## [DIRECTIONS]
Copy every line of the material below word for word.

## [DATA PROVIDED]
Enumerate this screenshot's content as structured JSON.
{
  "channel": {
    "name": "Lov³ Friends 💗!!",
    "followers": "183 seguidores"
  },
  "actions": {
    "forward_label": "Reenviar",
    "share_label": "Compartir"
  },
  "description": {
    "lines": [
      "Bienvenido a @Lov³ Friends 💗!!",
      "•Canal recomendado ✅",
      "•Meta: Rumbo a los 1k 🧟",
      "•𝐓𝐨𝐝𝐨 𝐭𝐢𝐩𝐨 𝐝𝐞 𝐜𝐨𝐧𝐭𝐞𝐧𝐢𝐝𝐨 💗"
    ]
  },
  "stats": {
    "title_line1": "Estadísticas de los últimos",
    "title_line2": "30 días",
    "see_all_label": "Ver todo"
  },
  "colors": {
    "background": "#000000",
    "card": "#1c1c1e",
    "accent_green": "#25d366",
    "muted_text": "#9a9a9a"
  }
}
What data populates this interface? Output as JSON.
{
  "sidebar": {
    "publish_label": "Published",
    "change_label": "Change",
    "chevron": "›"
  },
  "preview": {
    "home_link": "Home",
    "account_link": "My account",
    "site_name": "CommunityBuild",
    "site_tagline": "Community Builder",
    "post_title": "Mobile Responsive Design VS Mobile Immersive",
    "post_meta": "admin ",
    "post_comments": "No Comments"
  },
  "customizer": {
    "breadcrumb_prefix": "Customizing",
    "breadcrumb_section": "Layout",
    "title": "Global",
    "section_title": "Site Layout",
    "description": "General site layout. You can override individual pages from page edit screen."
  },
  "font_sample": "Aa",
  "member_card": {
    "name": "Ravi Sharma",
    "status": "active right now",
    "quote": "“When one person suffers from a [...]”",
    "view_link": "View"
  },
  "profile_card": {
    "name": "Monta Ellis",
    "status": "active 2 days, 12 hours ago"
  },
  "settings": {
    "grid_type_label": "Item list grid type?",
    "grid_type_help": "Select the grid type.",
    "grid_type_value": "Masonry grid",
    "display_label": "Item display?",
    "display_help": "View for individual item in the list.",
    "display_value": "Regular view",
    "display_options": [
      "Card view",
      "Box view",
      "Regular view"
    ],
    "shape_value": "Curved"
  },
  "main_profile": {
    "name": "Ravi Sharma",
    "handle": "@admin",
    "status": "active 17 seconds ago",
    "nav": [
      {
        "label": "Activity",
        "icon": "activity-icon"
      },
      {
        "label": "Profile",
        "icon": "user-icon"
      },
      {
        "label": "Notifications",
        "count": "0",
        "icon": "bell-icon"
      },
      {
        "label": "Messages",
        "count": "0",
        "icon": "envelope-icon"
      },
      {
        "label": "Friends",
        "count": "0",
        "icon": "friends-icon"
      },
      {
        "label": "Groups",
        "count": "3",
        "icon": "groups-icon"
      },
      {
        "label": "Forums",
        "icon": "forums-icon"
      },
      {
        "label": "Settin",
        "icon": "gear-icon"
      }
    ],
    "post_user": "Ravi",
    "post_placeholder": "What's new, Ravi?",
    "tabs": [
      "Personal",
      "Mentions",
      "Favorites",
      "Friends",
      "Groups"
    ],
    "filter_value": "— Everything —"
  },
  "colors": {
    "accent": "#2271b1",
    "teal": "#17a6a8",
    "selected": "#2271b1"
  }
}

## [IN RESPONSE]
Enumerate this screenshot's content as structured JSON.
{
  "channel": {
    "name": "Lov³ Friends 💗!!",
    "followers": "183 seguidores"
  },
  "actions": {
    "forward_label": "Reenviar",
    "share_label": "Compartir"
  },
  "description": {
    "lines": [
      "Bienvenido a @Lov³ Friends 💗!!",
      "•Canal recomendado ✅",
      "•Meta: Rumbo a los 1k 🧟",
      "•𝐓𝐨𝐝𝐨 𝐭𝐢𝐩𝐨 𝐝𝐞 𝐜𝐨𝐧𝐭𝐞𝐧𝐢𝐝𝐨 💗"
    ]
  },
  "stats": {
    "title_line1": "Estadísticas de los últimos",
    "title_line2": "30 días",
    "see_all_label": "Ver todo"
  },
  "colors": {
    "background": "#000000",
    "card": "#1c1c1e",
    "accent_green": "#25d366",
    "muted_text": "#9a9a9a"
  }
}
What data populates this interface? Output as JSON.
{
  "sidebar": {
    "publish_label": "Published",
    "change_label": "Change",
    "chevron": "›"
  },
  "preview": {
    "home_link": "Home",
    "account_link": "My account",
    "site_name": "CommunityBuild",
    "site_tagline": "Community Builder",
    "post_title": "Mobile Responsive Design VS Mobile Immersive",
    "post_meta": "admin ",
    "post_comments": "No Comments"
  },
  "customizer": {
    "breadcrumb_prefix": "Customizing",
    "breadcrumb_section": "Layout",
    "title": "Global",
    "section_title": "Site Layout",
    "description": "General site layout. You can override individual pages from page edit screen."
  },
  "font_sample": "Aa",
  "member_card": {
    "name": "Ravi Sharma",
    "status": "active right now",
    "quote": "“When one person suffers from a [...]”",
    "view_link": "View"
  },
  "profile_card": {
    "name": "Monta Ellis",
    "status": "active 2 days, 12 hours ago"
  },
  "settings": {
    "grid_type_label": "Item list grid type?",
    "grid_type_help": "Select the grid type.",
    "grid_type_value": "Masonry grid",
    "display_label": "Item display?",
    "display_help": "View for individual item in the list.",
    "display_value": "Regular view",
    "display_options": [
      "Card view",
      "Box view",
      "Regular view"
    ],
    "shape_value": "Curved"
  },
  "main_profile": {
    "name": "Ravi Sharma",
    "handle": "@admin",
    "status": "active 17 seconds ago",
    "nav": [
      {
        "label": "Activity",
        "icon": "activity-icon"
      },
      {
        "label": "Profile",
        "icon": "user-icon"
      },
      {
        "label": "Notifications",
        "count": "0",
        "icon": "bell-icon"
      },
      {
        "label": "Messages",
        "count": "0",
        "icon": "envelope-icon"
      },
      {
        "label": "Friends",
        "count": "0",
        "icon": "friends-icon"
      },
      {
        "label": "Groups",
        "count": "3",
        "icon": "groups-icon"
      },
      {
        "label": "Forums",
        "icon": "forums-icon"
      },
      {
        "label": "Settin",
        "icon": "gear-icon"
      }
    ],
    "post_user": "Ravi",
    "post_placeholder": "What's new, Ravi?",
    "tabs": [
      "Personal",
      "Mentions",
      "Favorites",
      "Friends",
      "Groups"
    ],
    "filter_value": "— Everything —"
  },
  "colors": {
    "accent": "#2271b1",
    "teal": "#17a6a8",
    "selected": "#2271b1"
  }
}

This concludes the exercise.